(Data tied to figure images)
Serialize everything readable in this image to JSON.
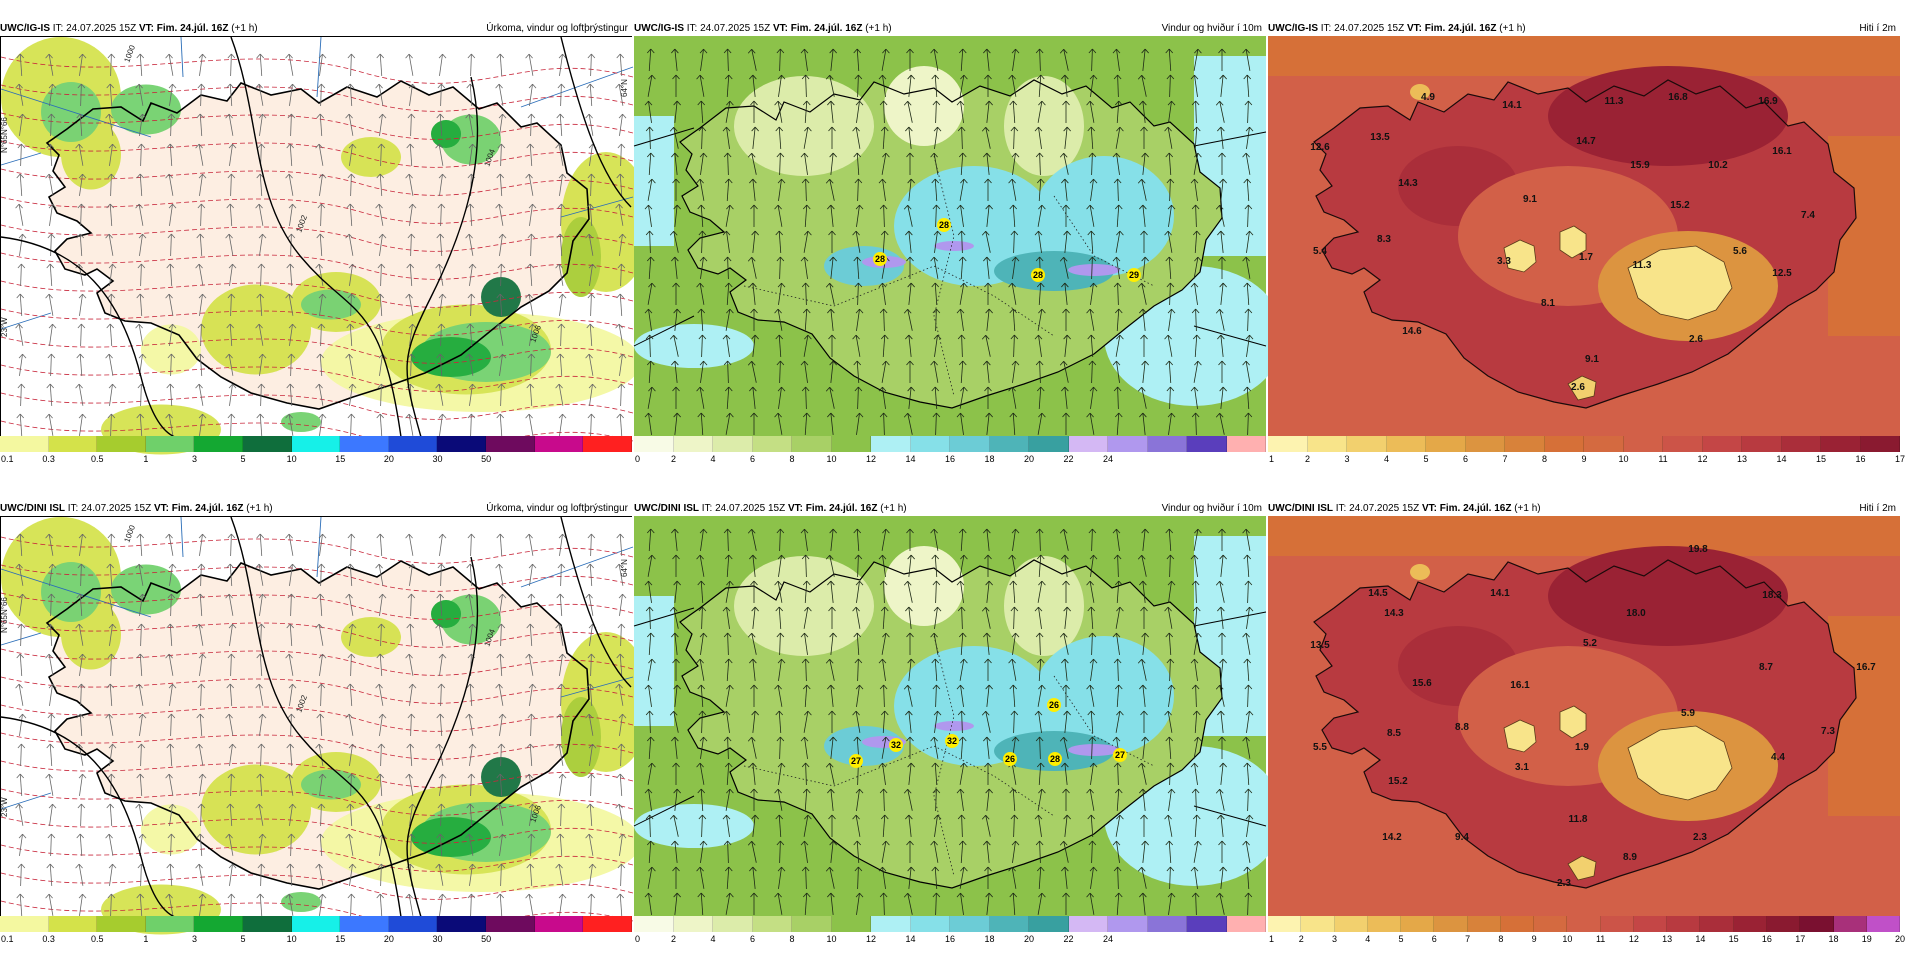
{
  "panels": [
    {
      "model": "UWC/IG-IS",
      "it": "IT: 24.07.2025 15Z",
      "vt": "VT: Fim. 24.júl. 16Z",
      "lead": "(+1 h)",
      "title": "Úrkoma, vindur og loftþrýstingur",
      "scale_colors": [
        "#f4f8a0",
        "#d4e24a",
        "#a6cc2e",
        "#6fd06a",
        "#14a832",
        "#0f6e3c",
        "#16f0e8",
        "#3c78ff",
        "#1f4bd8",
        "#0a0a78",
        "#6e0a5e",
        "#c80a8c",
        "#ff2020"
      ],
      "scale_labels": [
        "0.1",
        "0.3",
        "0.5",
        "1",
        "3",
        "5",
        "10",
        "15",
        "20",
        "30",
        "50"
      ],
      "edge_labels": [
        "N°66",
        "N°65",
        "64°N",
        "23°W"
      ],
      "isobars": [
        "1000",
        "1002",
        "1004",
        "1006"
      ]
    },
    {
      "model": "UWC/IG-IS",
      "it": "IT: 24.07.2025 15Z",
      "vt": "VT: Fim. 24.júl. 16Z",
      "lead": "(+1 h)",
      "title": "Vindur og hviður í 10m",
      "scale_colors": [
        "#f8fbe6",
        "#eef5c8",
        "#dcecaa",
        "#c4df84",
        "#a8d066",
        "#8cc24a",
        "#aef0f4",
        "#86e0e8",
        "#6cccd6",
        "#4eb4b8",
        "#38a0a0",
        "#d4b8f4",
        "#b098ee",
        "#8a74d8",
        "#5a3ebc",
        "#ffb0b0"
      ],
      "scale_labels": [
        "0",
        "2",
        "4",
        "6",
        "8",
        "10",
        "12",
        "14",
        "16",
        "18",
        "20",
        "22",
        "24"
      ],
      "labels": [
        "28",
        "28",
        "28",
        "29"
      ]
    },
    {
      "model": "UWC/IG-IS",
      "it": "IT: 24.07.2025 15Z",
      "vt": "VT: Fim. 24.júl. 16Z",
      "lead": "(+1 h)",
      "title": "Hiti í 2m",
      "scale_colors": [
        "#fdf3b0",
        "#f8e48a",
        "#f2d06e",
        "#ecbc58",
        "#e4a848",
        "#dc9440",
        "#d8823a",
        "#d67038",
        "#d46a40",
        "#d26048",
        "#cc5448",
        "#c44646",
        "#b83a40",
        "#aa2e3a",
        "#9a2234",
        "#8a1a30"
      ],
      "scale_labels": [
        "1",
        "2",
        "3",
        "4",
        "5",
        "6",
        "7",
        "8",
        "9",
        "10",
        "11",
        "12",
        "13",
        "14",
        "15",
        "16",
        "17"
      ],
      "labels": [
        "4.9",
        "14.1",
        "11.3",
        "16.8",
        "16.9",
        "12.6",
        "13.5",
        "14.7",
        "15.9",
        "10.2",
        "16.1",
        "14.3",
        "9.1",
        "15.2",
        "7.4",
        "8.3",
        "5.4",
        "3.3",
        "1.7",
        "11.3",
        "5.6",
        "12.5",
        "8.1",
        "14.6",
        "2.6",
        "9.1",
        "2.6"
      ]
    },
    {
      "model": "UWC/DINI ISL",
      "it": "IT: 24.07.2025 15Z",
      "vt": "VT: Fim. 24.júl. 16Z",
      "lead": "(+1 h)",
      "title": "Úrkoma, vindur og loftþrýstingur",
      "scale_colors": [
        "#f4f8a0",
        "#d4e24a",
        "#a6cc2e",
        "#6fd06a",
        "#14a832",
        "#0f6e3c",
        "#16f0e8",
        "#3c78ff",
        "#1f4bd8",
        "#0a0a78",
        "#6e0a5e",
        "#c80a8c",
        "#ff2020"
      ],
      "scale_labels": [
        "0.1",
        "0.3",
        "0.5",
        "1",
        "3",
        "5",
        "10",
        "15",
        "20",
        "30",
        "50"
      ],
      "edge_labels": [
        "N°66",
        "N°65",
        "64°N",
        "23°W"
      ],
      "isobars": [
        "1000",
        "1002",
        "1004",
        "1006"
      ]
    },
    {
      "model": "UWC/DINI ISL",
      "it": "IT: 24.07.2025 15Z",
      "vt": "VT: Fim. 24.júl. 16Z",
      "lead": "(+1 h)",
      "title": "Vindur og hviður í 10m",
      "scale_colors": [
        "#f8fbe6",
        "#eef5c8",
        "#dcecaa",
        "#c4df84",
        "#a8d066",
        "#8cc24a",
        "#aef0f4",
        "#86e0e8",
        "#6cccd6",
        "#4eb4b8",
        "#38a0a0",
        "#d4b8f4",
        "#b098ee",
        "#8a74d8",
        "#5a3ebc",
        "#ffb0b0"
      ],
      "scale_labels": [
        "0",
        "2",
        "4",
        "6",
        "8",
        "10",
        "12",
        "14",
        "16",
        "18",
        "20",
        "22",
        "24"
      ],
      "labels": [
        "26",
        "27",
        "32",
        "32",
        "26",
        "28",
        "27"
      ]
    },
    {
      "model": "UWC/DINI ISL",
      "it": "IT: 24.07.2025 15Z",
      "vt": "VT: Fim. 24.júl. 16Z",
      "lead": "(+1 h)",
      "title": "Hiti í 2m",
      "scale_colors": [
        "#fdf3b0",
        "#f8e48a",
        "#f2d06e",
        "#ecbc58",
        "#e4a848",
        "#dc9440",
        "#d8823a",
        "#d67038",
        "#d46a40",
        "#d26048",
        "#cc5448",
        "#c44646",
        "#b83a40",
        "#aa2e3a",
        "#9a2234",
        "#8a1a30",
        "#7a1030",
        "#a8307a",
        "#c050c8"
      ],
      "scale_labels": [
        "1",
        "2",
        "3",
        "4",
        "5",
        "6",
        "7",
        "8",
        "9",
        "10",
        "11",
        "12",
        "13",
        "14",
        "15",
        "16",
        "17",
        "18",
        "19",
        "20"
      ],
      "labels": [
        "19.8",
        "14.5",
        "14.1",
        "18.3",
        "14.3",
        "18.0",
        "13.5",
        "5.2",
        "8.7",
        "16.7",
        "15.6",
        "16.1",
        "5.9",
        "8.5",
        "8.8",
        "7.3",
        "5.5",
        "3.1",
        "1.9",
        "4.4",
        "15.2",
        "11.8",
        "14.2",
        "9.4",
        "2.3",
        "8.9",
        "2.3"
      ]
    }
  ]
}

* _Task requirements_: Omit every image. Quote each record exactly.

* _Response to the task_:
Serialize everything readable in this image to JSON.
{
  "panels": [
    {
      "model": "UWC/IG-IS",
      "it": "IT: 24.07.2025 15Z",
      "vt": "VT: Fim. 24.júl. 16Z",
      "lead": "(+1 h)",
      "title": "Úrkoma, vindur og loftþrýstingur",
      "scale_colors": [
        "#f4f8a0",
        "#d4e24a",
        "#a6cc2e",
        "#6fd06a",
        "#14a832",
        "#0f6e3c",
        "#16f0e8",
        "#3c78ff",
        "#1f4bd8",
        "#0a0a78",
        "#6e0a5e",
        "#c80a8c",
        "#ff2020"
      ],
      "scale_labels": [
        "0.1",
        "0.3",
        "0.5",
        "1",
        "3",
        "5",
        "10",
        "15",
        "20",
        "30",
        "50"
      ],
      "edge_labels": [
        "N°66",
        "N°65",
        "64°N",
        "23°W"
      ],
      "isobars": [
        "1000",
        "1002",
        "1004",
        "1006"
      ]
    },
    {
      "model": "UWC/IG-IS",
      "it": "IT: 24.07.2025 15Z",
      "vt": "VT: Fim. 24.júl. 16Z",
      "lead": "(+1 h)",
      "title": "Vindur og hviður í 10m",
      "scale_colors": [
        "#f8fbe6",
        "#eef5c8",
        "#dcecaa",
        "#c4df84",
        "#a8d066",
        "#8cc24a",
        "#aef0f4",
        "#86e0e8",
        "#6cccd6",
        "#4eb4b8",
        "#38a0a0",
        "#d4b8f4",
        "#b098ee",
        "#8a74d8",
        "#5a3ebc",
        "#ffb0b0"
      ],
      "scale_labels": [
        "0",
        "2",
        "4",
        "6",
        "8",
        "10",
        "12",
        "14",
        "16",
        "18",
        "20",
        "22",
        "24"
      ],
      "labels": [
        "28",
        "28",
        "28",
        "29"
      ]
    },
    {
      "model": "UWC/IG-IS",
      "it": "IT: 24.07.2025 15Z",
      "vt": "VT: Fim. 24.júl. 16Z",
      "lead": "(+1 h)",
      "title": "Hiti í 2m",
      "scale_colors": [
        "#fdf3b0",
        "#f8e48a",
        "#f2d06e",
        "#ecbc58",
        "#e4a848",
        "#dc9440",
        "#d8823a",
        "#d67038",
        "#d46a40",
        "#d26048",
        "#cc5448",
        "#c44646",
        "#b83a40",
        "#aa2e3a",
        "#9a2234",
        "#8a1a30"
      ],
      "scale_labels": [
        "1",
        "2",
        "3",
        "4",
        "5",
        "6",
        "7",
        "8",
        "9",
        "10",
        "11",
        "12",
        "13",
        "14",
        "15",
        "16",
        "17"
      ],
      "labels": [
        "4.9",
        "14.1",
        "11.3",
        "16.8",
        "16.9",
        "12.6",
        "13.5",
        "14.7",
        "15.9",
        "10.2",
        "16.1",
        "14.3",
        "9.1",
        "15.2",
        "7.4",
        "8.3",
        "5.4",
        "3.3",
        "1.7",
        "11.3",
        "5.6",
        "12.5",
        "8.1",
        "14.6",
        "2.6",
        "9.1",
        "2.6"
      ]
    },
    {
      "model": "UWC/DINI ISL",
      "it": "IT: 24.07.2025 15Z",
      "vt": "VT: Fim. 24.júl. 16Z",
      "lead": "(+1 h)",
      "title": "Úrkoma, vindur og loftþrýstingur",
      "scale_colors": [
        "#f4f8a0",
        "#d4e24a",
        "#a6cc2e",
        "#6fd06a",
        "#14a832",
        "#0f6e3c",
        "#16f0e8",
        "#3c78ff",
        "#1f4bd8",
        "#0a0a78",
        "#6e0a5e",
        "#c80a8c",
        "#ff2020"
      ],
      "scale_labels": [
        "0.1",
        "0.3",
        "0.5",
        "1",
        "3",
        "5",
        "10",
        "15",
        "20",
        "30",
        "50"
      ],
      "edge_labels": [
        "N°66",
        "N°65",
        "64°N",
        "23°W"
      ],
      "isobars": [
        "1000",
        "1002",
        "1004",
        "1006"
      ]
    },
    {
      "model": "UWC/DINI ISL",
      "it": "IT: 24.07.2025 15Z",
      "vt": "VT: Fim. 24.júl. 16Z",
      "lead": "(+1 h)",
      "title": "Vindur og hviður í 10m",
      "scale_colors": [
        "#f8fbe6",
        "#eef5c8",
        "#dcecaa",
        "#c4df84",
        "#a8d066",
        "#8cc24a",
        "#aef0f4",
        "#86e0e8",
        "#6cccd6",
        "#4eb4b8",
        "#38a0a0",
        "#d4b8f4",
        "#b098ee",
        "#8a74d8",
        "#5a3ebc",
        "#ffb0b0"
      ],
      "scale_labels": [
        "0",
        "2",
        "4",
        "6",
        "8",
        "10",
        "12",
        "14",
        "16",
        "18",
        "20",
        "22",
        "24"
      ],
      "labels": [
        "26",
        "27",
        "32",
        "32",
        "26",
        "28",
        "27"
      ]
    },
    {
      "model": "UWC/DINI ISL",
      "it": "IT: 24.07.2025 15Z",
      "vt": "VT: Fim. 24.júl. 16Z",
      "lead": "(+1 h)",
      "title": "Hiti í 2m",
      "scale_colors": [
        "#fdf3b0",
        "#f8e48a",
        "#f2d06e",
        "#ecbc58",
        "#e4a848",
        "#dc9440",
        "#d8823a",
        "#d67038",
        "#d46a40",
        "#d26048",
        "#cc5448",
        "#c44646",
        "#b83a40",
        "#aa2e3a",
        "#9a2234",
        "#8a1a30",
        "#7a1030",
        "#a8307a",
        "#c050c8"
      ],
      "scale_labels": [
        "1",
        "2",
        "3",
        "4",
        "5",
        "6",
        "7",
        "8",
        "9",
        "10",
        "11",
        "12",
        "13",
        "14",
        "15",
        "16",
        "17",
        "18",
        "19",
        "20"
      ],
      "labels": [
        "19.8",
        "14.5",
        "14.1",
        "18.3",
        "14.3",
        "18.0",
        "13.5",
        "5.2",
        "8.7",
        "16.7",
        "15.6",
        "16.1",
        "5.9",
        "8.5",
        "8.8",
        "7.3",
        "5.5",
        "3.1",
        "1.9",
        "4.4",
        "15.2",
        "11.8",
        "14.2",
        "9.4",
        "2.3",
        "8.9",
        "2.3"
      ]
    }
  ]
}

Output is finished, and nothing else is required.